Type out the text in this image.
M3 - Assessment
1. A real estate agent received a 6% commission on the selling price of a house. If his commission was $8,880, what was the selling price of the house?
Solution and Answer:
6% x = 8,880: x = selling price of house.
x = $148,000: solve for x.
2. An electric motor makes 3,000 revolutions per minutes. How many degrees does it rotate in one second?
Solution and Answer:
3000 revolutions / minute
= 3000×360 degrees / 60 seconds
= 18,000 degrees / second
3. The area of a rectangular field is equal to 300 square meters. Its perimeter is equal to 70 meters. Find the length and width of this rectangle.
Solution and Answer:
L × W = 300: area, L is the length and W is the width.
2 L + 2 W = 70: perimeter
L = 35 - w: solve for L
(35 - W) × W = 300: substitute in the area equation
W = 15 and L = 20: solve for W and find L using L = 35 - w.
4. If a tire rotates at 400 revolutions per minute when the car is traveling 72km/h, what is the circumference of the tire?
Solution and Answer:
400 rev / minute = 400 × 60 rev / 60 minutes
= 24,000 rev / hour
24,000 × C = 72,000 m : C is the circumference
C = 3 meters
· · · · · · ·
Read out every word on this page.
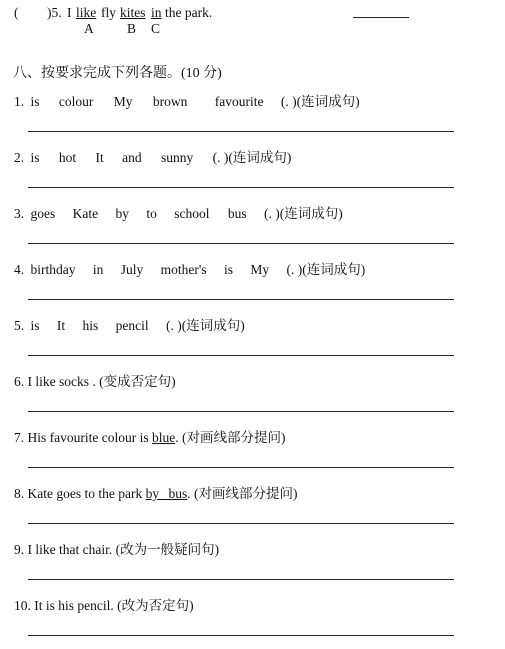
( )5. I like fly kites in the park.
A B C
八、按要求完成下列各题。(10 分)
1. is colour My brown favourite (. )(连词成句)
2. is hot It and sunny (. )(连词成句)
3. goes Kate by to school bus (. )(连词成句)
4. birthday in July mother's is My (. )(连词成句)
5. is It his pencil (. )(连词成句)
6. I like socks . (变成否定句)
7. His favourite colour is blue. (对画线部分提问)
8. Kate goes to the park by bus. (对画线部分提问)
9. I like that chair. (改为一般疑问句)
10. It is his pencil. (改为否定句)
· · · · · · ·
What to work on: Say how many lines in this material hold "solve", and say nothing else.

Answer: 3